WORK TO COMPLETE:
Pick out every line in the rows below that contains the string "MORO", matching its capitalization exactly.

Rows from a dataset:
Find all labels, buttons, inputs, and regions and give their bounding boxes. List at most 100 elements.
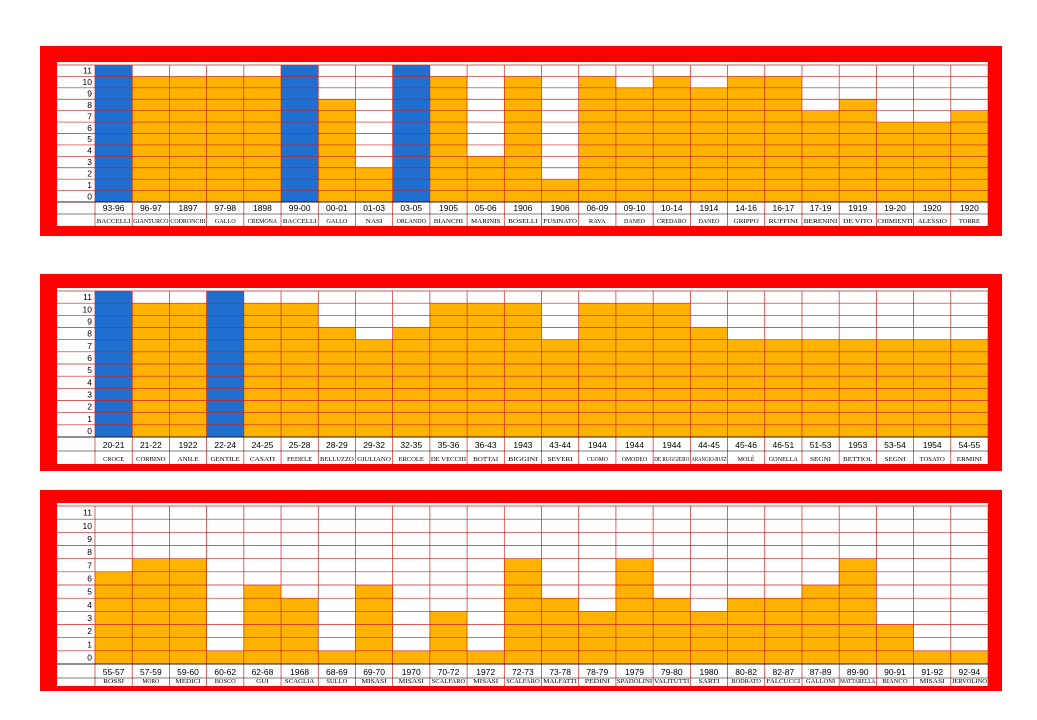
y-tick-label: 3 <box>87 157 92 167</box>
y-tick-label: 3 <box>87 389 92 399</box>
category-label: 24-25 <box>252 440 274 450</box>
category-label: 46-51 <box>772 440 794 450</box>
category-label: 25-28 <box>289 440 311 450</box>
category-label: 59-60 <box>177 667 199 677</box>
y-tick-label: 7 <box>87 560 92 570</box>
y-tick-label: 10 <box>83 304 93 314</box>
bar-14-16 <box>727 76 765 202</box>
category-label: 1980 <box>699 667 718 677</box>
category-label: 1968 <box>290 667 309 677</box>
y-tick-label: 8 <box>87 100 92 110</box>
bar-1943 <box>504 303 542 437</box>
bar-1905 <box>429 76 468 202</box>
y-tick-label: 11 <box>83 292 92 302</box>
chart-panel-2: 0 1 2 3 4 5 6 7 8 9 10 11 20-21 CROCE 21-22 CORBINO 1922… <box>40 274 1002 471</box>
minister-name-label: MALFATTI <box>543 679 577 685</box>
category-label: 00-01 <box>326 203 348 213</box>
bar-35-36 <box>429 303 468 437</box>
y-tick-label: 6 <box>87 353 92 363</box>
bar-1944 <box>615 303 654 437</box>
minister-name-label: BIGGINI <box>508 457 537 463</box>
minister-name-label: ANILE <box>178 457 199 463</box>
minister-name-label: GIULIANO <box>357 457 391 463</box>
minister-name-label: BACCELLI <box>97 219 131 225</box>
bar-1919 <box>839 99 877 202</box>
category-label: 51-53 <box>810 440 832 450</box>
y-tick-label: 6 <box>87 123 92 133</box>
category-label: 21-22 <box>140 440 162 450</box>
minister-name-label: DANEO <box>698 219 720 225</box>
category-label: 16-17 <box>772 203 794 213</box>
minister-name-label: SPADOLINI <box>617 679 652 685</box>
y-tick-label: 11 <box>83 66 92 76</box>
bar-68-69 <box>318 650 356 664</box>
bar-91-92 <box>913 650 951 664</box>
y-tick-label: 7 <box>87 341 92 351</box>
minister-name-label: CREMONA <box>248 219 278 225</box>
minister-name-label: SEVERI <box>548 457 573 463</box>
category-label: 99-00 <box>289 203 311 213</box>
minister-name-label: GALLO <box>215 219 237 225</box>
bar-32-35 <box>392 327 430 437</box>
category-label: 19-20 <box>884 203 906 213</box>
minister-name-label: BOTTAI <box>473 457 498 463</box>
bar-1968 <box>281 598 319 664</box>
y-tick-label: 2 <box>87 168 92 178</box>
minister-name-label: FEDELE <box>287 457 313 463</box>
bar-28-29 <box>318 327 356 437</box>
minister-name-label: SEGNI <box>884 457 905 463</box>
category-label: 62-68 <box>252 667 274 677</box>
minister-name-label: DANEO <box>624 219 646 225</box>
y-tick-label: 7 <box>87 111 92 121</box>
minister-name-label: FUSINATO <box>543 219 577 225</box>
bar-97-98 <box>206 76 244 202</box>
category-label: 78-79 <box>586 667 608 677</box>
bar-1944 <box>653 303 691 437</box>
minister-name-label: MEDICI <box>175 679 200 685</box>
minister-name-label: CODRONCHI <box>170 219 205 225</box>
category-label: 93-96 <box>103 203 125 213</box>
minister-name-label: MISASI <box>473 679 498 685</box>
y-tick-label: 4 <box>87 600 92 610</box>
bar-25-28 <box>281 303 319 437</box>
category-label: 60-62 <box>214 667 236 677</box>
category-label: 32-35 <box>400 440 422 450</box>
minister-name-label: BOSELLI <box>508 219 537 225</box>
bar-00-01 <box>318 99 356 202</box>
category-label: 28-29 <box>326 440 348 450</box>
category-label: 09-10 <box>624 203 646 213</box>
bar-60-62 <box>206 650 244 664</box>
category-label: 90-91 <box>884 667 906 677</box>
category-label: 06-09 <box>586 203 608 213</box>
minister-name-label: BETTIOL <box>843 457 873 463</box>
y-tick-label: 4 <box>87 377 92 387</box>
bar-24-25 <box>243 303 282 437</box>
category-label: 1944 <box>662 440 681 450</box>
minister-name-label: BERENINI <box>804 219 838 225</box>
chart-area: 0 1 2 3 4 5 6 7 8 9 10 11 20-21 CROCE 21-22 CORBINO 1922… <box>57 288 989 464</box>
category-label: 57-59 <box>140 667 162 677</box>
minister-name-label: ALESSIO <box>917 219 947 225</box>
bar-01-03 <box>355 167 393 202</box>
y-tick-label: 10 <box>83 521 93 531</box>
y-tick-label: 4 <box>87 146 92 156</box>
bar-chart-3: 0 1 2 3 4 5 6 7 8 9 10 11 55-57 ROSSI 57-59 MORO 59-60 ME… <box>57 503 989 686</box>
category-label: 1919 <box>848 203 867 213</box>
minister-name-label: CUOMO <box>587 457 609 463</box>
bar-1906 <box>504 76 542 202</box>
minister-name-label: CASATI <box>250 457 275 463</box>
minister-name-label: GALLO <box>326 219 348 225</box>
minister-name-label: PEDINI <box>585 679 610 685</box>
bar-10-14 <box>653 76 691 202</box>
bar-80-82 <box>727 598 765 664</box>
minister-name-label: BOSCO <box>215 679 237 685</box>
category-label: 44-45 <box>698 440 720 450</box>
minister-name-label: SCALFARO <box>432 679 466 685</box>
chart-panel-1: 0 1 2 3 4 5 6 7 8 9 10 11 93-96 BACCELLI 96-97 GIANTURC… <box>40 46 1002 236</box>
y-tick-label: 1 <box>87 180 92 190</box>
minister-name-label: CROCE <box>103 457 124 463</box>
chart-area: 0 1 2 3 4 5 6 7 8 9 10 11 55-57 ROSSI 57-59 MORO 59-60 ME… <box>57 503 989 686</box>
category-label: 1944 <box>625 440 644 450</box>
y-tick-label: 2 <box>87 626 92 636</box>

* * *

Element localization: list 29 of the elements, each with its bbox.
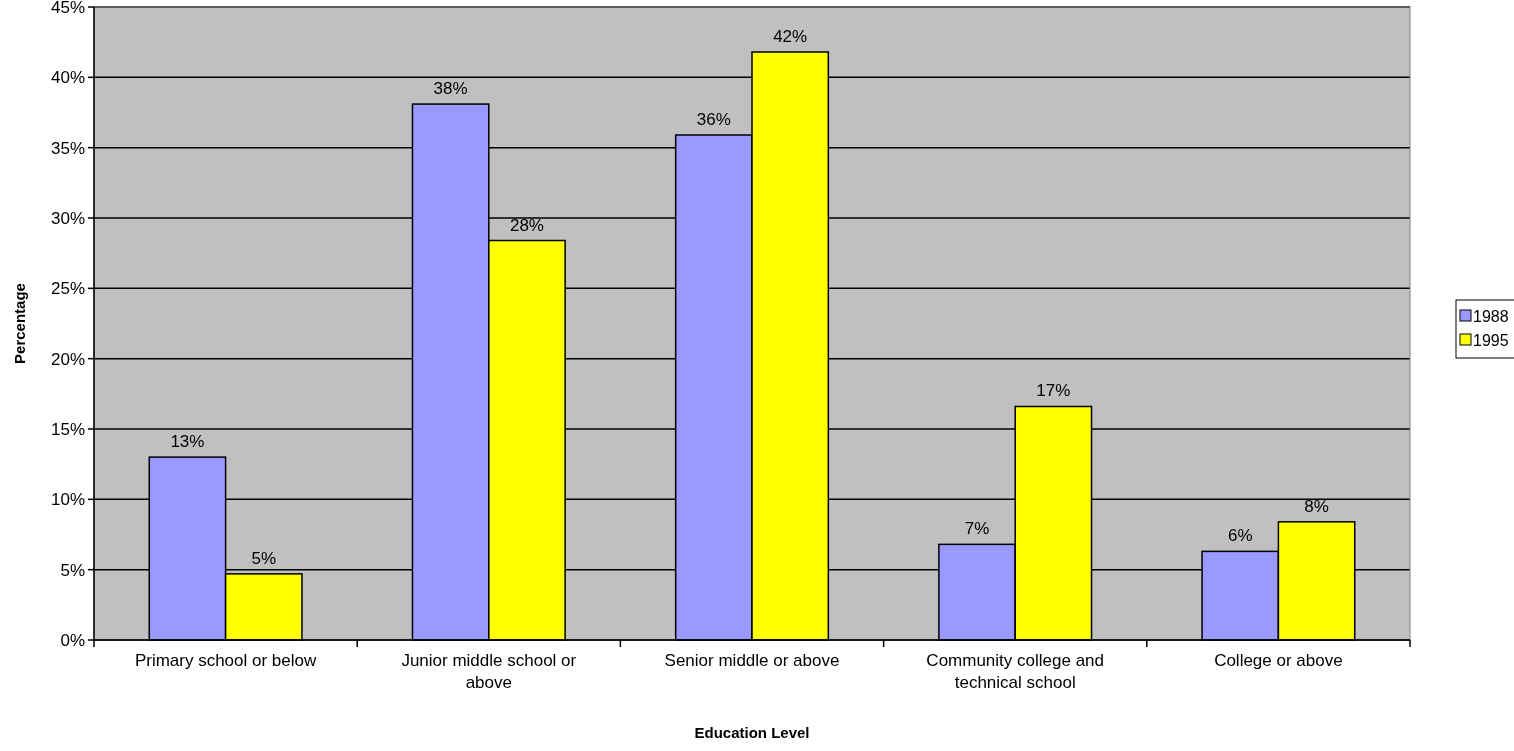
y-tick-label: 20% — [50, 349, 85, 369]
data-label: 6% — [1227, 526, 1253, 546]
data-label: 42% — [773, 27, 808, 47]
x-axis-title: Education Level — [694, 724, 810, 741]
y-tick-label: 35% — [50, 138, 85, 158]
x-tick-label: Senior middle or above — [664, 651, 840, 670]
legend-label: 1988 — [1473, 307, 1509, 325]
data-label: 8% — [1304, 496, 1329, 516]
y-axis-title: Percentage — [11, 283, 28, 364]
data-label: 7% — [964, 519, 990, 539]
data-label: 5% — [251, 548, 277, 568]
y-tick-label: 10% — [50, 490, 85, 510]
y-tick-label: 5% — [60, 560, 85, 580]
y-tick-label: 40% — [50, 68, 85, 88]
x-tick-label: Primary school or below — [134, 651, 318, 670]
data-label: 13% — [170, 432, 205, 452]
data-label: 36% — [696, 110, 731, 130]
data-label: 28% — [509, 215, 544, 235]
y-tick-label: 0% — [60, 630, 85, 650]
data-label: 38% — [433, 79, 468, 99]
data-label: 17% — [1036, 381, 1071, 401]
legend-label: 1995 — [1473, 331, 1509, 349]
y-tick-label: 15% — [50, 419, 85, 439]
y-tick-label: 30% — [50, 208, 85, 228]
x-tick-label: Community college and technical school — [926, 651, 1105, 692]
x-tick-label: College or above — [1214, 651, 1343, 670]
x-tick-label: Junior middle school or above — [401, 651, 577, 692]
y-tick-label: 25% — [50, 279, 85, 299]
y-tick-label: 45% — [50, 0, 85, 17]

ANSWER IN FULL:
bar-chart-3: 0 1 2 3 4 5 6 7 8 9 10 11 55-57 ROSSI 57-59 MORO 59-60 ME… <box>57 503 989 686</box>
chart-area: 0 1 2 3 4 5 6 7 8 9 10 11 55-57 ROSSI 57-59 MORO 59-60 ME… <box>57 503 989 686</box>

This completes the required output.